### [TO BE DONE]
Transcribe the listing verbatim, starting at its first line and stopping after the line that contains "button[interactable]: 典当公司 [0, 1679, 1080, 1918]".

### [DATA SUPPLIED]
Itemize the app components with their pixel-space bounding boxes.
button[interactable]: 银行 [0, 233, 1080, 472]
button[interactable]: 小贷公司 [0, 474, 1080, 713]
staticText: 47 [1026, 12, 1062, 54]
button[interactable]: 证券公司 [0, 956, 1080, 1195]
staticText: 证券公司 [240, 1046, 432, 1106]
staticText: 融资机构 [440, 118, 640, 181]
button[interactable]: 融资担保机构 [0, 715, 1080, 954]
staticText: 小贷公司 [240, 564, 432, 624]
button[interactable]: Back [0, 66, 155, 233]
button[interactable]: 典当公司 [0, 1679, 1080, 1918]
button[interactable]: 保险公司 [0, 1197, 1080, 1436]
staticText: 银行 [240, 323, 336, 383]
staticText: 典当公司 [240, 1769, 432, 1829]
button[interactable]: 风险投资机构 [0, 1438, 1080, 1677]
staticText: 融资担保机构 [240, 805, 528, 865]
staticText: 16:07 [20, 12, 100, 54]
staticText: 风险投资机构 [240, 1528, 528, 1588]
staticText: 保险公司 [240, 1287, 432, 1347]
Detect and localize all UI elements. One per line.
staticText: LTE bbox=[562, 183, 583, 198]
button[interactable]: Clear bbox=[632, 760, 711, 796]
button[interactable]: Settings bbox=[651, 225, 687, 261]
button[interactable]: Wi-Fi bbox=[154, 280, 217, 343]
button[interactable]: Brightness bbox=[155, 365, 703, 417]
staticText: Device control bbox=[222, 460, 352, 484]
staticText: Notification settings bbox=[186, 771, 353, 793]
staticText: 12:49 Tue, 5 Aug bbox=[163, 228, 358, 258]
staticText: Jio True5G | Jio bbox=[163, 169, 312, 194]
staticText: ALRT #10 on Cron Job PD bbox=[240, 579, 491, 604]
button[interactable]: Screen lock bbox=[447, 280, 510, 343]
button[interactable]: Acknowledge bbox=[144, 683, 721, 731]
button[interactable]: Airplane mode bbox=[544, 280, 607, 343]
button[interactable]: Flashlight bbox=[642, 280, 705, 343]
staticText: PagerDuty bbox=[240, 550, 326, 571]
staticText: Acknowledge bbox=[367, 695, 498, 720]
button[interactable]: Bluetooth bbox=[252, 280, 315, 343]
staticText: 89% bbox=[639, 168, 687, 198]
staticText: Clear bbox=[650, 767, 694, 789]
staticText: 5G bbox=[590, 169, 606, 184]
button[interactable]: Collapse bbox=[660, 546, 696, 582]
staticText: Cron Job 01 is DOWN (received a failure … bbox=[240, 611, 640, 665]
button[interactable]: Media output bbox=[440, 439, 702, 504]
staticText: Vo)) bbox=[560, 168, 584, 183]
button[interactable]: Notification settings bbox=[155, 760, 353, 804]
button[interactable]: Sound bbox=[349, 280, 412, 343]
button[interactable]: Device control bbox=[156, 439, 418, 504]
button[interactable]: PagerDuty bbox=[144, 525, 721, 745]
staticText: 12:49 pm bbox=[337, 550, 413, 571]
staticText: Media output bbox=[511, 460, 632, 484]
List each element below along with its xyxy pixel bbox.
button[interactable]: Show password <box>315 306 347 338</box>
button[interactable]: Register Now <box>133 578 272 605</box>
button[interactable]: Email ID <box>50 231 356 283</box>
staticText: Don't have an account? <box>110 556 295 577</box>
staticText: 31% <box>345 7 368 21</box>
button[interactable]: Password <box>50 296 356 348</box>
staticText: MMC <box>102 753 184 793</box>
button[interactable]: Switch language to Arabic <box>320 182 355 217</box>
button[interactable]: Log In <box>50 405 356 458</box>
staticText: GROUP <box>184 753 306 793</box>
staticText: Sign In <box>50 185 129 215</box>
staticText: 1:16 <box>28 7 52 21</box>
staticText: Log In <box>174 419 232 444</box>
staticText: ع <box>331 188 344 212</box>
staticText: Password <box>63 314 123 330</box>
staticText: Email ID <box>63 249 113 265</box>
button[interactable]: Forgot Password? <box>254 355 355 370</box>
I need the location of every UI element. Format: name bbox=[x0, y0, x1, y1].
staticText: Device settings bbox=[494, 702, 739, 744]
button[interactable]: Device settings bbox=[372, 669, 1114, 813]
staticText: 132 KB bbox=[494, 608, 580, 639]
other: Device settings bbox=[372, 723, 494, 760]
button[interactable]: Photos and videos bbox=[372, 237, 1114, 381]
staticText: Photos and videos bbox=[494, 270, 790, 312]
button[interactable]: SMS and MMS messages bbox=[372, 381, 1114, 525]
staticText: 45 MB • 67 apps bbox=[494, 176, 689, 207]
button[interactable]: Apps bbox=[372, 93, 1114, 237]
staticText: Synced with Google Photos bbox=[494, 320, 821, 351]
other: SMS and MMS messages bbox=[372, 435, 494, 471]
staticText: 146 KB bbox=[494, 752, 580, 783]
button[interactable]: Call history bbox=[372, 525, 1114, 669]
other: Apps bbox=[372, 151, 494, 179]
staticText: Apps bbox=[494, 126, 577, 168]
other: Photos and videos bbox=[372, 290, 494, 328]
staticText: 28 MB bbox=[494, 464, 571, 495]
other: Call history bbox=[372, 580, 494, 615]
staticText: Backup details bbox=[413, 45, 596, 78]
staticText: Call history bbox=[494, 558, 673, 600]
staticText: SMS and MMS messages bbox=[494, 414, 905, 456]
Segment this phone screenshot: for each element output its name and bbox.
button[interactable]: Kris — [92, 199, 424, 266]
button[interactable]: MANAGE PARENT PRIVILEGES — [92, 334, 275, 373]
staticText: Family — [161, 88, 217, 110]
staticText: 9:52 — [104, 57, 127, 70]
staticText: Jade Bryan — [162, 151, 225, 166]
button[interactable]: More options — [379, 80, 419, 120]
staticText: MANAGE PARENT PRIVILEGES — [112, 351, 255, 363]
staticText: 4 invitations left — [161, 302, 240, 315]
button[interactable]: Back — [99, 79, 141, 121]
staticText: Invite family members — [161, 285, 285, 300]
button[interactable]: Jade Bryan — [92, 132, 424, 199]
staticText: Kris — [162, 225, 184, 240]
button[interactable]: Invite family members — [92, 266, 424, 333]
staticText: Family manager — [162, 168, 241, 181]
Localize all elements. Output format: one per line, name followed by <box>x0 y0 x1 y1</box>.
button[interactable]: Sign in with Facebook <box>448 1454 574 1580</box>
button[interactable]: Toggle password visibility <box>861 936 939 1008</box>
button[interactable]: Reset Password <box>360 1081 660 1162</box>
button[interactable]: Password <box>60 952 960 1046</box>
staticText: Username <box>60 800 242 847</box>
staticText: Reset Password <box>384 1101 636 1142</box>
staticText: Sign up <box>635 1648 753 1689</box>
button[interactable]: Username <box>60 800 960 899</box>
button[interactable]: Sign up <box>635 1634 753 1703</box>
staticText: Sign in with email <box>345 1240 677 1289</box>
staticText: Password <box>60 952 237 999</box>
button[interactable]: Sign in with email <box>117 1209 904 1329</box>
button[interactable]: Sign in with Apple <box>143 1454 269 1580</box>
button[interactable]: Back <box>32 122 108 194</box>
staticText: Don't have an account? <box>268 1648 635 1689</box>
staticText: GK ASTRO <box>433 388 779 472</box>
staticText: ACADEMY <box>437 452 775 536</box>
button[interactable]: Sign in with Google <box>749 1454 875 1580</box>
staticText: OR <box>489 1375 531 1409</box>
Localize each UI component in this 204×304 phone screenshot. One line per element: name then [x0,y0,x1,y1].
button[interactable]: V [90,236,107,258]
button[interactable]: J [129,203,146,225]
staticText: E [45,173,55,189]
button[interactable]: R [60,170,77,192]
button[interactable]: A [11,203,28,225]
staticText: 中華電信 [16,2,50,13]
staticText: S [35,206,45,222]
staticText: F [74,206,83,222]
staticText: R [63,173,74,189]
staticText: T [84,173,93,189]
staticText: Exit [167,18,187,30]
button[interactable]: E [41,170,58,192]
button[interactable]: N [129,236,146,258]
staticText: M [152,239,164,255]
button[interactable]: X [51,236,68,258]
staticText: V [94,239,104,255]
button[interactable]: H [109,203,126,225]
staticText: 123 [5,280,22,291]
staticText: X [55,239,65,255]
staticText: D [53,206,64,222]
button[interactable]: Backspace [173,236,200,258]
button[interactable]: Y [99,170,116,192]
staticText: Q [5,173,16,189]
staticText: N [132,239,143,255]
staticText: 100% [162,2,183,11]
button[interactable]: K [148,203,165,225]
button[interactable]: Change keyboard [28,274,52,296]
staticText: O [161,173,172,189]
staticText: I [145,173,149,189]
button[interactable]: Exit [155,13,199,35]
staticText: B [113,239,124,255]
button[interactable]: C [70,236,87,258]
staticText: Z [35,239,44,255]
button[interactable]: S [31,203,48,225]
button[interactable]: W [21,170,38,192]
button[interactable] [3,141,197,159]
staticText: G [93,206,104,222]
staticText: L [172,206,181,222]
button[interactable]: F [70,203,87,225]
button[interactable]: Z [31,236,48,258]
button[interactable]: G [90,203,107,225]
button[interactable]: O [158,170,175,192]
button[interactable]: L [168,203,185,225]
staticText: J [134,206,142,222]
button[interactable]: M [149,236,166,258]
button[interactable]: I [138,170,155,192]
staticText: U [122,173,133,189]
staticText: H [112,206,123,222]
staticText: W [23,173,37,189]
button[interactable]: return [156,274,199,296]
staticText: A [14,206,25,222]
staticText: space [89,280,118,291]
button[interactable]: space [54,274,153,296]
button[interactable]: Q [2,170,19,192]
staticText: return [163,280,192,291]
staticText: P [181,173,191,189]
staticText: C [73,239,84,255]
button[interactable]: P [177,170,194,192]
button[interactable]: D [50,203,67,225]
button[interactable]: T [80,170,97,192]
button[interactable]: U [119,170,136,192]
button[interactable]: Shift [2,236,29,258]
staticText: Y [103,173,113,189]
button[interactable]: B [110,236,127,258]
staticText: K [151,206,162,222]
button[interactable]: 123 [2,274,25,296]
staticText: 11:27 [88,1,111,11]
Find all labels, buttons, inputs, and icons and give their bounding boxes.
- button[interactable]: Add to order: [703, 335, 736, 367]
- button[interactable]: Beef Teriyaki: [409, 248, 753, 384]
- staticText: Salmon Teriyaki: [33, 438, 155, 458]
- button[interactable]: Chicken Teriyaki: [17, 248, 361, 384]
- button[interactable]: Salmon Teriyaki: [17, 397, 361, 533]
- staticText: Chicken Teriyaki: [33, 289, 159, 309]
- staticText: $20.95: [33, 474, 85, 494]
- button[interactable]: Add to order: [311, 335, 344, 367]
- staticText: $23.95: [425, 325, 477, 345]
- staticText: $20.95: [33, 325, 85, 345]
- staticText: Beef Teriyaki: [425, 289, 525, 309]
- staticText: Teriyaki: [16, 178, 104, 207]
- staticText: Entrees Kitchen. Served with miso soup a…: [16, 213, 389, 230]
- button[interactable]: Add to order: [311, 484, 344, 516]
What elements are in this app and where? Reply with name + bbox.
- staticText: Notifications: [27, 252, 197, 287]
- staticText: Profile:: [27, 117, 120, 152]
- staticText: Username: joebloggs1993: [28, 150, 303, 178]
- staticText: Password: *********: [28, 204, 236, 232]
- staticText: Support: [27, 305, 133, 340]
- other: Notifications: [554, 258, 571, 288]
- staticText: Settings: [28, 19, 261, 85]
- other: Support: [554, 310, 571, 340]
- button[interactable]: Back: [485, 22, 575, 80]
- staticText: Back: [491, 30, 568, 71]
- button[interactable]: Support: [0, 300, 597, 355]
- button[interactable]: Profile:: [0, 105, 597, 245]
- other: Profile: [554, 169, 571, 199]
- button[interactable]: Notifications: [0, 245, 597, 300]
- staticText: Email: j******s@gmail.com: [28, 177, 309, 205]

### [THE COMPLETED TASK]
Itemize the app components with their pixel-space bounding boxes.
button[interactable]: 银行 [0, 233, 1080, 472]
button[interactable]: 小贷公司 [0, 474, 1080, 713]
staticText: 47 [1026, 12, 1062, 54]
button[interactable]: 证券公司 [0, 956, 1080, 1195]
staticText: 证券公司 [240, 1046, 432, 1106]
staticText: 融资机构 [440, 118, 640, 181]
button[interactable]: 融资担保机构 [0, 715, 1080, 954]
staticText: 小贷公司 [240, 564, 432, 624]
button[interactable]: Back [0, 66, 155, 233]
button[interactable]: 典当公司 [0, 1679, 1080, 1918]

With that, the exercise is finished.